++++ RAW RECORDS ++++
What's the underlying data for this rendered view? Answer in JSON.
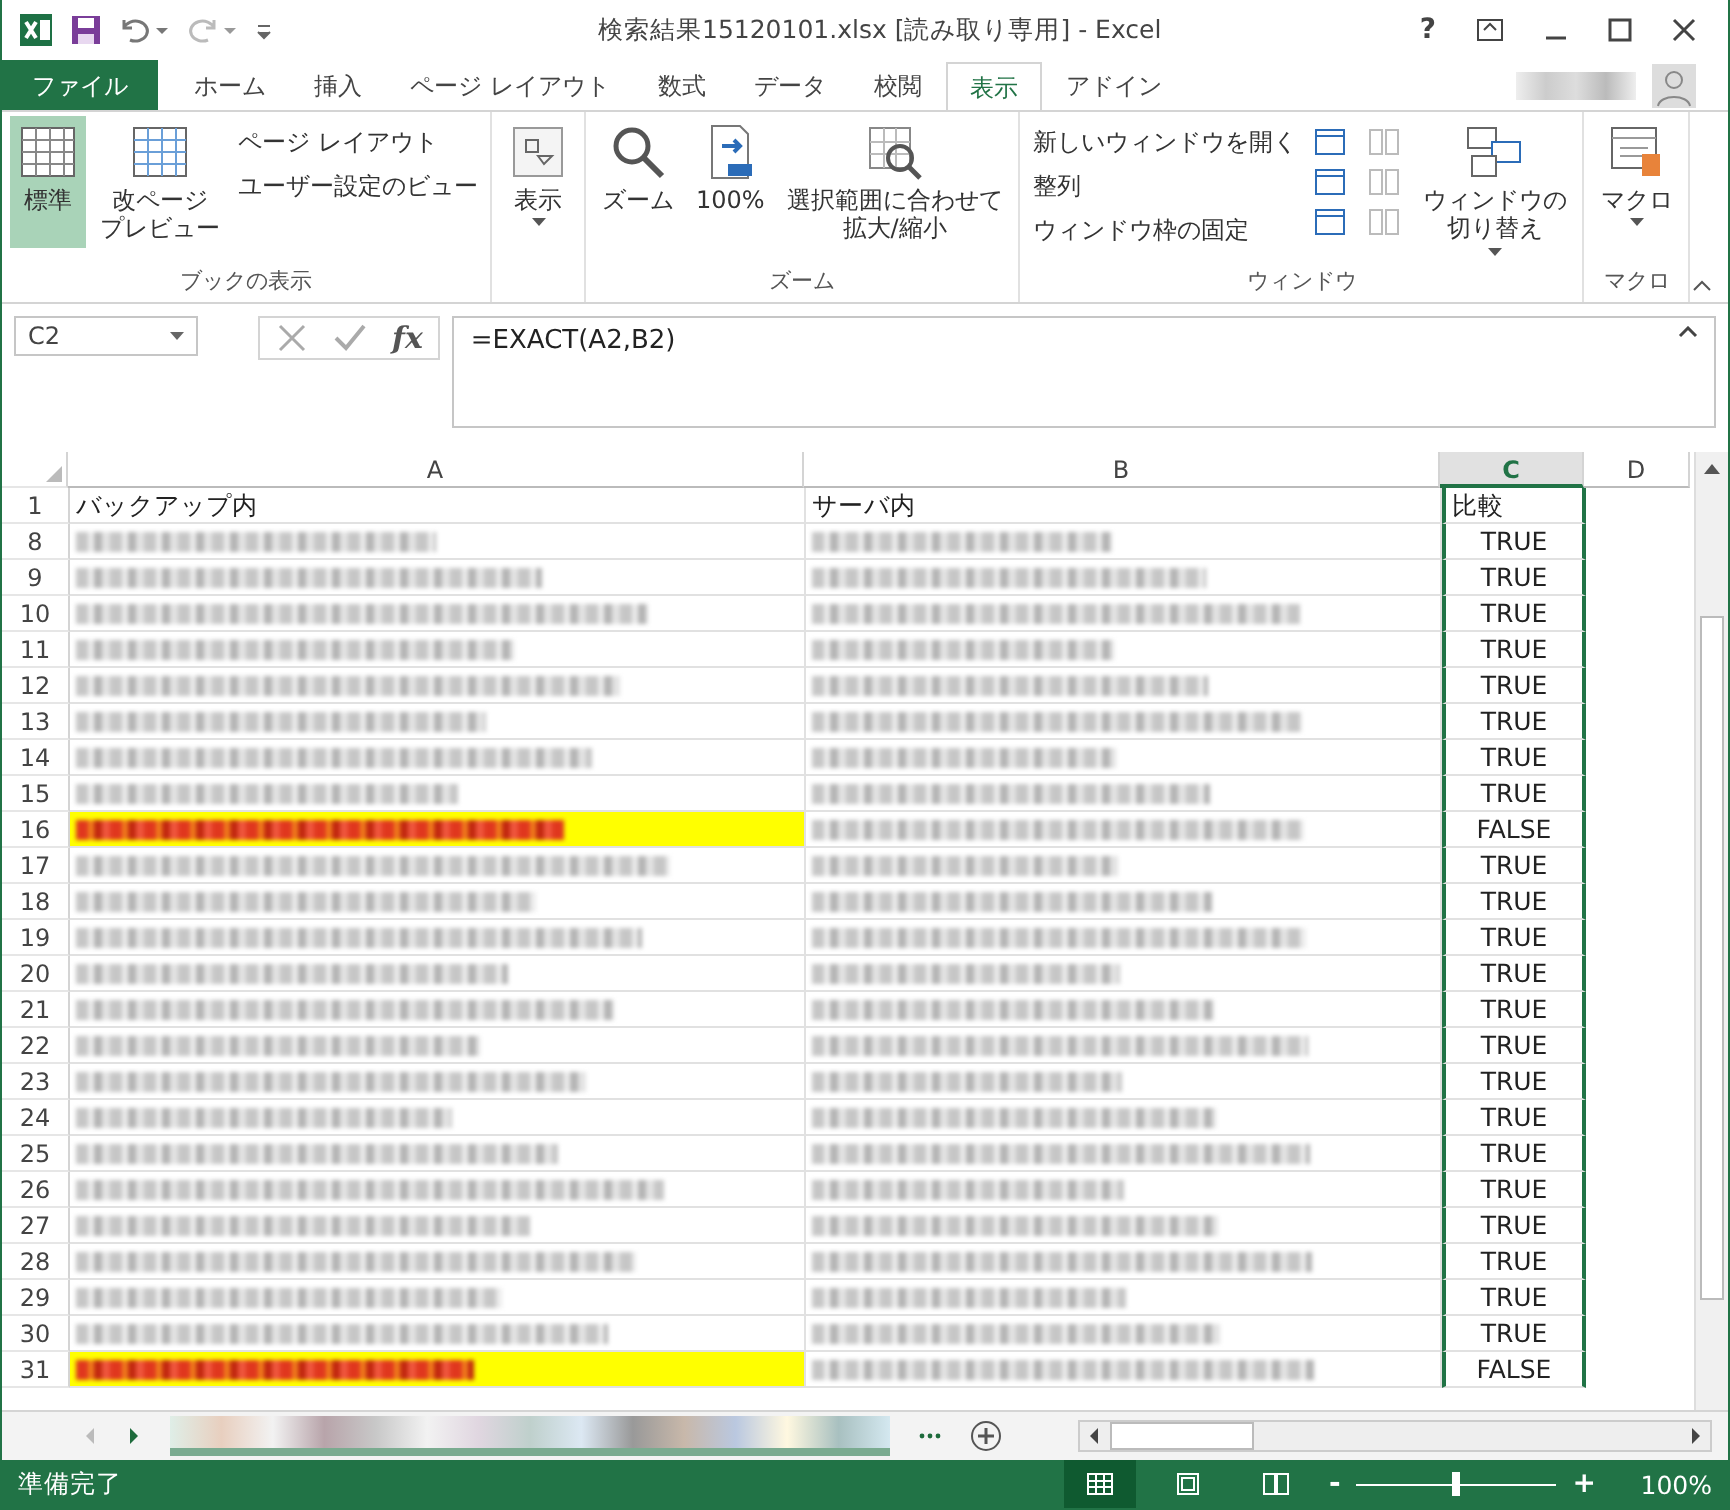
{
  "window": {
    "title": "検索結果15120101.xlsx  [読み取り専用] - Excel",
    "help": "?"
  },
  "tabs": [
    {
      "label": "ファイル",
      "kind": "file",
      "selected": false
    },
    {
      "label": "ホーム",
      "kind": "tab",
      "selected": false
    },
    {
      "label": "挿入",
      "kind": "tab",
      "selected": false
    },
    {
      "label": "ページ レイアウト",
      "kind": "tab",
      "selected": false
    },
    {
      "label": "数式",
      "kind": "tab",
      "selected": false
    },
    {
      "label": "データ",
      "kind": "tab",
      "selected": false
    },
    {
      "label": "校閲",
      "kind": "tab",
      "selected": false
    },
    {
      "label": "表示",
      "kind": "tab",
      "selected": true
    },
    {
      "label": "アドイン",
      "kind": "tab",
      "selected": false
    }
  ],
  "ribbon": {
    "groups": [
      {
        "label": "ブックの表示",
        "large": [
          {
            "lines": [
              "標準"
            ],
            "selected": true,
            "dropdown": false
          },
          {
            "lines": [
              "改ページ",
              "プレビュー"
            ],
            "selected": false,
            "dropdown": false
          }
        ],
        "small": [
          "ページ レイアウト",
          "ユーザー設定のビュー"
        ]
      },
      {
        "large": [
          {
            "lines": [
              "表示"
            ],
            "selected": false,
            "dropdown": true
          }
        ]
      },
      {
        "label": "ズーム",
        "large": [
          {
            "lines": [
              "ズーム"
            ],
            "selected": false,
            "dropdown": false
          },
          {
            "lines": [
              "100%"
            ],
            "selected": false,
            "dropdown": false
          },
          {
            "lines": [
              "選択範囲に合わせて",
              "拡大/縮小"
            ],
            "selected": false,
            "dropdown": false
          }
        ]
      },
      {
        "label": "ウィンドウ",
        "large": [
          {
            "lines": [
              "ウィンドウの",
              "切り替え"
            ],
            "selected": false,
            "dropdown": true
          }
        ],
        "small": [
          "新しいウィンドウを開く",
          "整列",
          "ウィンドウ枠の固定"
        ]
      },
      {
        "label": "マクロ",
        "large": [
          {
            "lines": [
              "マクロ"
            ],
            "selected": false,
            "dropdown": true
          }
        ]
      }
    ]
  },
  "formula_bar": {
    "name_box": "C2",
    "formula": "=EXACT(A2,B2)",
    "fx": "fx"
  },
  "columns": [
    {
      "label": "A",
      "selected": false
    },
    {
      "label": "B",
      "selected": false
    },
    {
      "label": "C",
      "selected": true
    },
    {
      "label": "D",
      "selected": false
    }
  ],
  "header_row": {
    "num": "1",
    "a": "バックアップ内",
    "b": "サーバ内",
    "c": "比較"
  },
  "rows": [
    {
      "num": "8",
      "c": "TRUE",
      "highlighted": false
    },
    {
      "num": "9",
      "c": "TRUE",
      "highlighted": false
    },
    {
      "num": "10",
      "c": "TRUE",
      "highlighted": false
    },
    {
      "num": "11",
      "c": "TRUE",
      "highlighted": false
    },
    {
      "num": "12",
      "c": "TRUE",
      "highlighted": false
    },
    {
      "num": "13",
      "c": "TRUE",
      "highlighted": false
    },
    {
      "num": "14",
      "c": "TRUE",
      "highlighted": false
    },
    {
      "num": "15",
      "c": "TRUE",
      "highlighted": false
    },
    {
      "num": "16",
      "c": "FALSE",
      "highlighted": true
    },
    {
      "num": "17",
      "c": "TRUE",
      "highlighted": false
    },
    {
      "num": "18",
      "c": "TRUE",
      "highlighted": false
    },
    {
      "num": "19",
      "c": "TRUE",
      "highlighted": false
    },
    {
      "num": "20",
      "c": "TRUE",
      "highlighted": false
    },
    {
      "num": "21",
      "c": "TRUE",
      "highlighted": false
    },
    {
      "num": "22",
      "c": "TRUE",
      "highlighted": false
    },
    {
      "num": "23",
      "c": "TRUE",
      "highlighted": false
    },
    {
      "num": "24",
      "c": "TRUE",
      "highlighted": false
    },
    {
      "num": "25",
      "c": "TRUE",
      "highlighted": false
    },
    {
      "num": "26",
      "c": "TRUE",
      "highlighted": false
    },
    {
      "num": "27",
      "c": "TRUE",
      "highlighted": false
    },
    {
      "num": "28",
      "c": "TRUE",
      "highlighted": false
    },
    {
      "num": "29",
      "c": "TRUE",
      "highlighted": false
    },
    {
      "num": "30",
      "c": "TRUE",
      "highlighted": false
    },
    {
      "num": "31",
      "c": "FALSE",
      "highlighted": true
    }
  ],
  "status_bar": {
    "status": "準備完了",
    "zoom": "100%",
    "level": 0.5,
    "minus": "-",
    "plus": "+"
  }
}
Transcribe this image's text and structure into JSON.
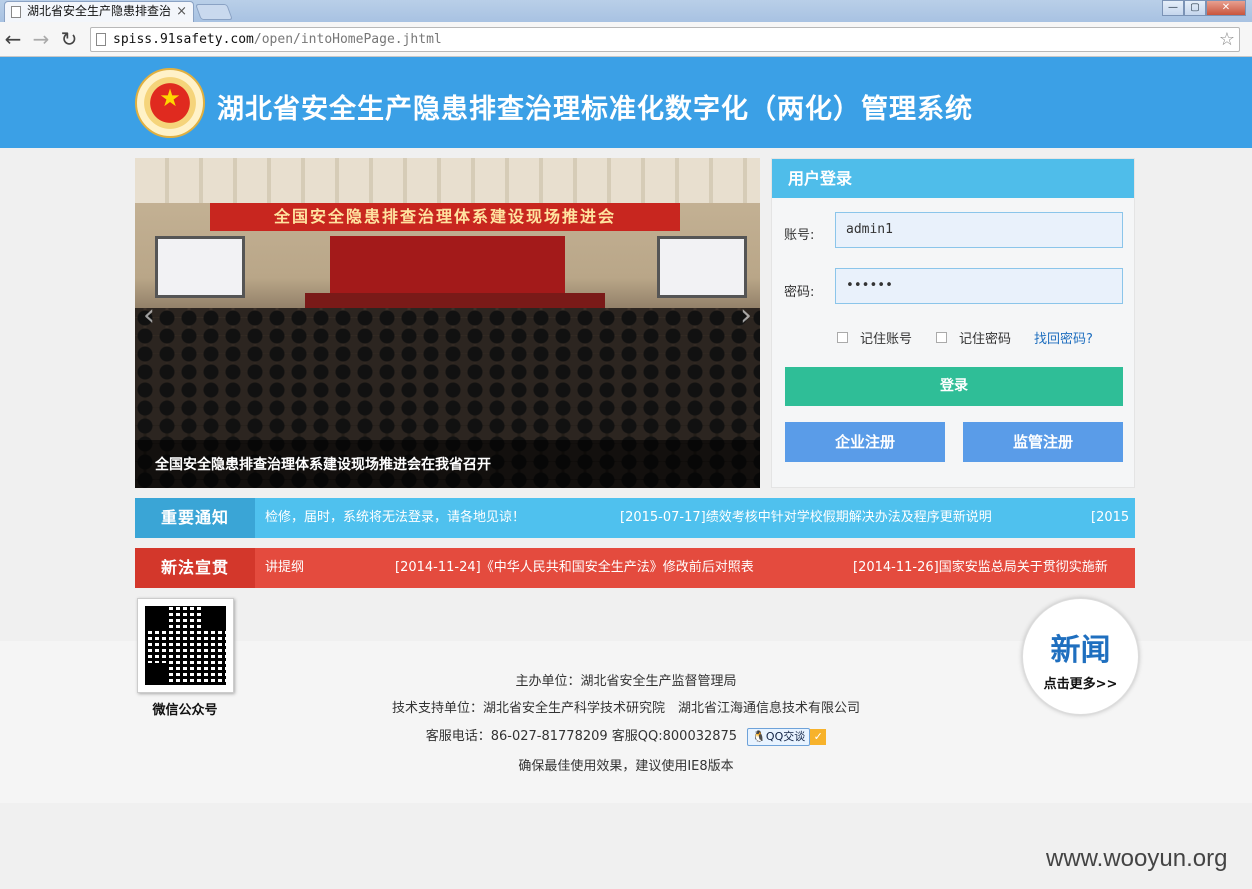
++++
▶ GOAL
Print all of the entries word for word. Skip any images they contain.

▶ THE RESULT
What's the underlying data for this rendered view? Answer in JSON.
{
  "window": {
    "title": "検索結果15120101.xlsx  [読み取り専用] - Excel",
    "help": "?"
  },
  "tabs": [
    {
      "label": "ファイル",
      "kind": "file",
      "selected": false
    },
    {
      "label": "ホーム",
      "kind": "tab",
      "selected": false
    },
    {
      "label": "挿入",
      "kind": "tab",
      "selected": false
    },
    {
      "label": "ページ レイアウト",
      "kind": "tab",
      "selected": false
    },
    {
      "label": "数式",
      "kind": "tab",
      "selected": false
    },
    {
      "label": "データ",
      "kind": "tab",
      "selected": false
    },
    {
      "label": "校閲",
      "kind": "tab",
      "selected": false
    },
    {
      "label": "表示",
      "kind": "tab",
      "selected": true
    },
    {
      "label": "アドイン",
      "kind": "tab",
      "selected": false
    }
  ],
  "ribbon": {
    "groups": [
      {
        "label": "ブックの表示",
        "large": [
          {
            "lines": [
              "標準"
            ],
            "selected": true,
            "dropdown": false
          },
          {
            "lines": [
              "改ページ",
              "プレビュー"
            ],
            "selected": false,
            "dropdown": false
          }
        ],
        "small": [
          "ページ レイアウト",
          "ユーザー設定のビュー"
        ]
      },
      {
        "large": [
          {
            "lines": [
              "表示"
            ],
            "selected": false,
            "dropdown": true
          }
        ]
      },
      {
        "label": "ズーム",
        "large": [
          {
            "lines": [
              "ズーム"
            ],
            "selected": false,
            "dropdown": false
          },
          {
            "lines": [
              "100%"
            ],
            "selected": false,
            "dropdown": false
          },
          {
            "lines": [
              "選択範囲に合わせて",
              "拡大/縮小"
            ],
            "selected": false,
            "dropdown": false
          }
        ]
      },
      {
        "label": "ウィンドウ",
        "large": [
          {
            "lines": [
              "ウィンドウの",
              "切り替え"
            ],
            "selected": false,
            "dropdown": true
          }
        ],
        "small": [
          "新しいウィンドウを開く",
          "整列",
          "ウィンドウ枠の固定"
        ]
      },
      {
        "label": "マクロ",
        "large": [
          {
            "lines": [
              "マクロ"
            ],
            "selected": false,
            "dropdown": true
          }
        ]
      }
    ]
  },
  "formula_bar": {
    "name_box": "C2",
    "formula": "=EXACT(A2,B2)",
    "fx": "fx"
  },
  "columns": [
    {
      "label": "A",
      "selected": false
    },
    {
      "label": "B",
      "selected": false
    },
    {
      "label": "C",
      "selected": true
    },
    {
      "label": "D",
      "selected": false
    }
  ],
  "header_row": {
    "num": "1",
    "a": "バックアップ内",
    "b": "サーバ内",
    "c": "比較"
  },
  "rows": [
    {
      "num": "8",
      "c": "TRUE",
      "highlighted": false
    },
    {
      "num": "9",
      "c": "TRUE",
      "highlighted": false
    },
    {
      "num": "10",
      "c": "TRUE",
      "highlighted": false
    },
    {
      "num": "11",
      "c": "TRUE",
      "highlighted": false
    },
    {
      "num": "12",
      "c": "TRUE",
      "highlighted": false
    },
    {
      "num": "13",
      "c": "TRUE",
      "highlighted": false
    },
    {
      "num": "14",
      "c": "TRUE",
      "highlighted": false
    },
    {
      "num": "15",
      "c": "TRUE",
      "highlighted": false
    },
    {
      "num": "16",
      "c": "FALSE",
      "highlighted": true
    },
    {
      "num": "17",
      "c": "TRUE",
      "highlighted": false
    },
    {
      "num": "18",
      "c": "TRUE",
      "highlighted": false
    },
    {
      "num": "19",
      "c": "TRUE",
      "highlighted": false
    },
    {
      "num": "20",
      "c": "TRUE",
      "highlighted": false
    },
    {
      "num": "21",
      "c": "TRUE",
      "highlighted": false
    },
    {
      "num": "22",
      "c": "TRUE",
      "highlighted": false
    },
    {
      "num": "23",
      "c": "TRUE",
      "highlighted": false
    },
    {
      "num": "24",
      "c": "TRUE",
      "highlighted": false
    },
    {
      "num": "25",
      "c": "TRUE",
      "highlighted": false
    },
    {
      "num": "26",
      "c": "TRUE",
      "highlighted": false
    },
    {
      "num": "27",
      "c": "TRUE",
      "highlighted": false
    },
    {
      "num": "28",
      "c": "TRUE",
      "highlighted": false
    },
    {
      "num": "29",
      "c": "TRUE",
      "highlighted": false
    },
    {
      "num": "30",
      "c": "TRUE",
      "highlighted": false
    },
    {
      "num": "31",
      "c": "FALSE",
      "highlighted": true
    }
  ],
  "status_bar": {
    "status": "準備完了",
    "zoom": "100%",
    "level": 0.5,
    "minus": "-",
    "plus": "+"
  }
}
Transcribe this image's text and structure into JSON.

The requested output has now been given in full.